Supplied data START

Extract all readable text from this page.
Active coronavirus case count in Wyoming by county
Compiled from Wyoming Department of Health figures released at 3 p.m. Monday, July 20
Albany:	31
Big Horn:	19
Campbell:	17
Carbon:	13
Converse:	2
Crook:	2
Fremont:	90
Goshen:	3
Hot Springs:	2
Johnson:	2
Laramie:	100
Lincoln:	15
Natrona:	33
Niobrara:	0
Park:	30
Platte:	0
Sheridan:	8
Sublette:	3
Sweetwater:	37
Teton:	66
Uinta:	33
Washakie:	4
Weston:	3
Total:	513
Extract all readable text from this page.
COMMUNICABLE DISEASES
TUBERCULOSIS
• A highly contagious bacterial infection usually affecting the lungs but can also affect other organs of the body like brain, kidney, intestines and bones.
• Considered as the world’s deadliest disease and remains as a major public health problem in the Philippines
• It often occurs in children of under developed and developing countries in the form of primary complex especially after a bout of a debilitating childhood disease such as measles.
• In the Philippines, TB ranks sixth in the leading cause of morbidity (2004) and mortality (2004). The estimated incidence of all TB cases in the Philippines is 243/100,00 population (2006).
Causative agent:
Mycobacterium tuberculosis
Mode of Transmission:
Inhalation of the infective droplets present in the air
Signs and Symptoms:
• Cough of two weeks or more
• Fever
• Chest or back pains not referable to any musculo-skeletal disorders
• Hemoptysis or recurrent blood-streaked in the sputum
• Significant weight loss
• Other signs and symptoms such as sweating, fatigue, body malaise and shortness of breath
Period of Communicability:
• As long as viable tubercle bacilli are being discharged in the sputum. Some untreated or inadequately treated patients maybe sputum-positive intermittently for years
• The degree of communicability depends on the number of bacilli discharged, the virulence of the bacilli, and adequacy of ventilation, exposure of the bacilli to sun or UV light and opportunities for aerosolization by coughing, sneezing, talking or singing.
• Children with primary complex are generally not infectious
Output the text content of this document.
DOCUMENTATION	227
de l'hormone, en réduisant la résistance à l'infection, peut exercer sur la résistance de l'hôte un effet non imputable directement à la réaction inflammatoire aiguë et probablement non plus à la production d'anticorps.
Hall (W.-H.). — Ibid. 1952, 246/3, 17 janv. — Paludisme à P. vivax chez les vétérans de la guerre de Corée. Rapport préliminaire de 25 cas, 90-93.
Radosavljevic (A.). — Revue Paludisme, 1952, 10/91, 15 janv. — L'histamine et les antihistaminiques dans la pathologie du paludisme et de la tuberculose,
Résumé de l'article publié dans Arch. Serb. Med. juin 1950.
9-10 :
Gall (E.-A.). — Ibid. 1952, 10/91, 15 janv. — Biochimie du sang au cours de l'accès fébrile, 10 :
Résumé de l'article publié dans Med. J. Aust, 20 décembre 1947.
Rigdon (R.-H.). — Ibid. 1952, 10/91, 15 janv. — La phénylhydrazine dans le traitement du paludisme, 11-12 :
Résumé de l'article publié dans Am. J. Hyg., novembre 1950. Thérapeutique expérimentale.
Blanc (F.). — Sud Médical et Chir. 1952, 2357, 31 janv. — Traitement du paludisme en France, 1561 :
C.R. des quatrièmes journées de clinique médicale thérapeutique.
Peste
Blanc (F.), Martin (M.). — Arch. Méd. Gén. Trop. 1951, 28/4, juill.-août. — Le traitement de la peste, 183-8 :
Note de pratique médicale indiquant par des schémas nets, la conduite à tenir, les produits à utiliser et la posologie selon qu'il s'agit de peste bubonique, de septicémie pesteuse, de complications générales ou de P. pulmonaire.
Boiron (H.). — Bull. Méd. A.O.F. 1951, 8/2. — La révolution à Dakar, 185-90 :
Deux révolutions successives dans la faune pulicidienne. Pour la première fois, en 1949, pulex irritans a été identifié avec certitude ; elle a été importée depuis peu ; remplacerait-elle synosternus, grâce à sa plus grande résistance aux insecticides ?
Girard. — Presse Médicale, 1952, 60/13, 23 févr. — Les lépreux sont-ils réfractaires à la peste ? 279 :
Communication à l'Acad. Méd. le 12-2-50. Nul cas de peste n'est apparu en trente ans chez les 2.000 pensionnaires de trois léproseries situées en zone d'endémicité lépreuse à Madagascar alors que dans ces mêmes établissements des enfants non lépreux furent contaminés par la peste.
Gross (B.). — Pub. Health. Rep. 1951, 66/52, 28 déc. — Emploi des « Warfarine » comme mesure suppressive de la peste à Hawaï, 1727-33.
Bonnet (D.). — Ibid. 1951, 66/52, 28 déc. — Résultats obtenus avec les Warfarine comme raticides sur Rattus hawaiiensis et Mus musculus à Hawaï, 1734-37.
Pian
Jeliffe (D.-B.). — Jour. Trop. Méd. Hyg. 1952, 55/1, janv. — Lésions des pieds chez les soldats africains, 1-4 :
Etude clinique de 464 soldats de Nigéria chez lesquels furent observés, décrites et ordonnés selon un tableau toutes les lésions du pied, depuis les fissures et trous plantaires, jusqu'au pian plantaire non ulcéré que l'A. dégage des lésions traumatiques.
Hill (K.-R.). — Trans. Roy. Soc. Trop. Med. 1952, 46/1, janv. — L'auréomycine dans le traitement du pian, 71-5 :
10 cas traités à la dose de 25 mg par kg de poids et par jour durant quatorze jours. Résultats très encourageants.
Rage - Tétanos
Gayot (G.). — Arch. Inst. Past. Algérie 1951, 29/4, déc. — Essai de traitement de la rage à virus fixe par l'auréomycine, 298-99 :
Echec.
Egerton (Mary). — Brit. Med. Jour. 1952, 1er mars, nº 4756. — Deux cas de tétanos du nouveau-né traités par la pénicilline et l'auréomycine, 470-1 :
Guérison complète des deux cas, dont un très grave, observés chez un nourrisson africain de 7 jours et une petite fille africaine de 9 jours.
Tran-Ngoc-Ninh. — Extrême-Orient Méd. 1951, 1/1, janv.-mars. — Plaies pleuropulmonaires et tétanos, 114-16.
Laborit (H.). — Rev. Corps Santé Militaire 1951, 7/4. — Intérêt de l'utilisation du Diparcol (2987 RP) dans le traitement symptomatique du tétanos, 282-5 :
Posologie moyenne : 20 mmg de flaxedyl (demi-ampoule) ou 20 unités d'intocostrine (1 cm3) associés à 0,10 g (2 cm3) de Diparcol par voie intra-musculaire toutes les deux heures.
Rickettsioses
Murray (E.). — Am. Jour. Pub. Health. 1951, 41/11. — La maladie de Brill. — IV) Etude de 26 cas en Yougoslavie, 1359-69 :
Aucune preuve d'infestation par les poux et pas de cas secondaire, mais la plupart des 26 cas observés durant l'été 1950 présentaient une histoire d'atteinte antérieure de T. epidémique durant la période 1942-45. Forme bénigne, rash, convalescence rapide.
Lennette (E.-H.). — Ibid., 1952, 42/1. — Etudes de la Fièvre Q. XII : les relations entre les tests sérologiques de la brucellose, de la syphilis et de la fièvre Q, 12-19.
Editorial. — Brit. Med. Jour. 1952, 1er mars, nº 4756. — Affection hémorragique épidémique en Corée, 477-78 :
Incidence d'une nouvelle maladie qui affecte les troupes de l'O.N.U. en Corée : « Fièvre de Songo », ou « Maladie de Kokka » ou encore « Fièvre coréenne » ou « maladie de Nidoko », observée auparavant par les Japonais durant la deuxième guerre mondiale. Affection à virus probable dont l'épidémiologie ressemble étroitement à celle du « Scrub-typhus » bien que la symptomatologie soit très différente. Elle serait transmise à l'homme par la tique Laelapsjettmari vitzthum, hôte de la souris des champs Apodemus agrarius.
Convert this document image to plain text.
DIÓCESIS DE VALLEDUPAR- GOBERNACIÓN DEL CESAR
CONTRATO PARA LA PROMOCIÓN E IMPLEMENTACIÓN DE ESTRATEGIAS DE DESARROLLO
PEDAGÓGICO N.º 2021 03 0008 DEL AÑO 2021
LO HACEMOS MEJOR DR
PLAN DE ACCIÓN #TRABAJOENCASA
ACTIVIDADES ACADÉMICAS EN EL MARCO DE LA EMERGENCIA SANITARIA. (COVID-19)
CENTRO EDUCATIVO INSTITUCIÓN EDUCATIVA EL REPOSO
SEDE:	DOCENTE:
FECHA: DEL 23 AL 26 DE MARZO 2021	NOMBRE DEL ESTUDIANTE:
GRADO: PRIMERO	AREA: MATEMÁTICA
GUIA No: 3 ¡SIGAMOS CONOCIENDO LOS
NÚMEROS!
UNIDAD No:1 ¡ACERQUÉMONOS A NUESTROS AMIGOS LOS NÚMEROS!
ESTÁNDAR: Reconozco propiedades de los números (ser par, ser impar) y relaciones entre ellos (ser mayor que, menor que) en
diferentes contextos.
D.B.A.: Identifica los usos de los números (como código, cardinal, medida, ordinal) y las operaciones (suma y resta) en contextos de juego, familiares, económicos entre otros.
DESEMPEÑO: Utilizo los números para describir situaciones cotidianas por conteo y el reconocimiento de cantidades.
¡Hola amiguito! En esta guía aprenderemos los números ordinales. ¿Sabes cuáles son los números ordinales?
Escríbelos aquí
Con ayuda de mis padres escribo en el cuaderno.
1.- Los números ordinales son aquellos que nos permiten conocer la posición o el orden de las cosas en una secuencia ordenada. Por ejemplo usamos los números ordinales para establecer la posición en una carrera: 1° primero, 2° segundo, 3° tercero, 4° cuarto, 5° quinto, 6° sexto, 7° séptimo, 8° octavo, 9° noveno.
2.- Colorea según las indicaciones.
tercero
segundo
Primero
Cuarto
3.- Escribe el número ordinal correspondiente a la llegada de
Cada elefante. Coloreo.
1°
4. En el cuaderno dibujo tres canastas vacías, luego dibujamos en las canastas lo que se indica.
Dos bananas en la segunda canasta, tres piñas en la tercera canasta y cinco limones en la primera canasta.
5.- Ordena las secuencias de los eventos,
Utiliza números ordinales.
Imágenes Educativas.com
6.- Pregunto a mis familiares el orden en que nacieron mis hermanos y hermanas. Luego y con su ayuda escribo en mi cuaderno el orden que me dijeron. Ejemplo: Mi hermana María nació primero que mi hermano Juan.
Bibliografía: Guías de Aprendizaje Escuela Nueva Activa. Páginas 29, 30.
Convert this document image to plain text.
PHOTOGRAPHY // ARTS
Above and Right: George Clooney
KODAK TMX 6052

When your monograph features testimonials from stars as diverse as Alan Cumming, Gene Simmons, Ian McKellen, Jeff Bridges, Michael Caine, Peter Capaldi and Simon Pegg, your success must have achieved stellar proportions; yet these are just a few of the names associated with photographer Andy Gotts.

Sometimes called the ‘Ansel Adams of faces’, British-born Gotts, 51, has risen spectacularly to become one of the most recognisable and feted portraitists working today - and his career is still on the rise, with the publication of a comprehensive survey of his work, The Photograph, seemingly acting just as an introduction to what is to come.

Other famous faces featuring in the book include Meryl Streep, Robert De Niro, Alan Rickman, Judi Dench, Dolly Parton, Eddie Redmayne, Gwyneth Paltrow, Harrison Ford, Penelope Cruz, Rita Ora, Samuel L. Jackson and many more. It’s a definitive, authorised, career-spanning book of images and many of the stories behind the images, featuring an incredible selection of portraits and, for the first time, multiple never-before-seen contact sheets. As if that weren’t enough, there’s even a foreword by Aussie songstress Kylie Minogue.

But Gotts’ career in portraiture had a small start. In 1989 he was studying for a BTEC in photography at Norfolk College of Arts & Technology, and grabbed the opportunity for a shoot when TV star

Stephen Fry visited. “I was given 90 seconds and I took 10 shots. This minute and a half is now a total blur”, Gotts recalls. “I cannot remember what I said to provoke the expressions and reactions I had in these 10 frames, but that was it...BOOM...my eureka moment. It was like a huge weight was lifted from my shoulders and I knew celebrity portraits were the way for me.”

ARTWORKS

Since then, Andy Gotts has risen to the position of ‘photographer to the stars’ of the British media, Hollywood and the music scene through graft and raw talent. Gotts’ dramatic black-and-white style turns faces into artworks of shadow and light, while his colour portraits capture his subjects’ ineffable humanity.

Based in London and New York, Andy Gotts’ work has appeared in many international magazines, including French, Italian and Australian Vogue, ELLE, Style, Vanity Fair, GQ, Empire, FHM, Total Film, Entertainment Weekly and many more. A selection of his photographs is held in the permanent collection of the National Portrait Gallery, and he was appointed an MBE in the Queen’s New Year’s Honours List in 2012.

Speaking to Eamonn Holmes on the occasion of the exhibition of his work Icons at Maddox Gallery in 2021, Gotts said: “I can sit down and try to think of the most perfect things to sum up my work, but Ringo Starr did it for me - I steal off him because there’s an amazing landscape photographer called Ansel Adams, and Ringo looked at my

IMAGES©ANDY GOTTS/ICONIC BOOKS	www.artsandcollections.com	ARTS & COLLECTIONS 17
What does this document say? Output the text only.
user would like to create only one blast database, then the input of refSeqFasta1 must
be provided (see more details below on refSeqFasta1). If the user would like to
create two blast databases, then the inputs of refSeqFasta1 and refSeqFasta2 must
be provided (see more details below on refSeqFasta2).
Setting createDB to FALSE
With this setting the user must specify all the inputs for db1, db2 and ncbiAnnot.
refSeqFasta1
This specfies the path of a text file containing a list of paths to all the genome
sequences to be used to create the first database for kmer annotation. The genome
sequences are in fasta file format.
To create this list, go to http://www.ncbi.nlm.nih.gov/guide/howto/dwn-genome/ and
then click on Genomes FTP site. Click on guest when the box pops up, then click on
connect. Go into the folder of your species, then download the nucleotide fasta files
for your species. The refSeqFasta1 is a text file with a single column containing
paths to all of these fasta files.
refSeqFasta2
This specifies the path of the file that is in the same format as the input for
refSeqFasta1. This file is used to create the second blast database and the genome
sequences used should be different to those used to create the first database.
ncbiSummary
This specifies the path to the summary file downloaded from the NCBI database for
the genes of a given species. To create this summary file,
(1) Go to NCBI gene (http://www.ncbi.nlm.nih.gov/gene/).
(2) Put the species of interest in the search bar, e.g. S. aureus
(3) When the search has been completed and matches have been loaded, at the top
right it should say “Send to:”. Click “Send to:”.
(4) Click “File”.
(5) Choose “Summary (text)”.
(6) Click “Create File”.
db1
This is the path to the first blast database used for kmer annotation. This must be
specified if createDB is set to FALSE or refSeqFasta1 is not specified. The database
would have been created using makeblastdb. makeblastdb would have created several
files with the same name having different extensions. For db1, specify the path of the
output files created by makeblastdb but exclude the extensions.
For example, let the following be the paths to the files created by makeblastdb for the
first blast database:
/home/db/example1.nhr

Supplied data END

Extract from the data every line where "kmer" shows up.

▶ Response
sequences to be used to create the first database for kmer annotation. The genome
This is the path to the first blast database used for kmer annotation. This must be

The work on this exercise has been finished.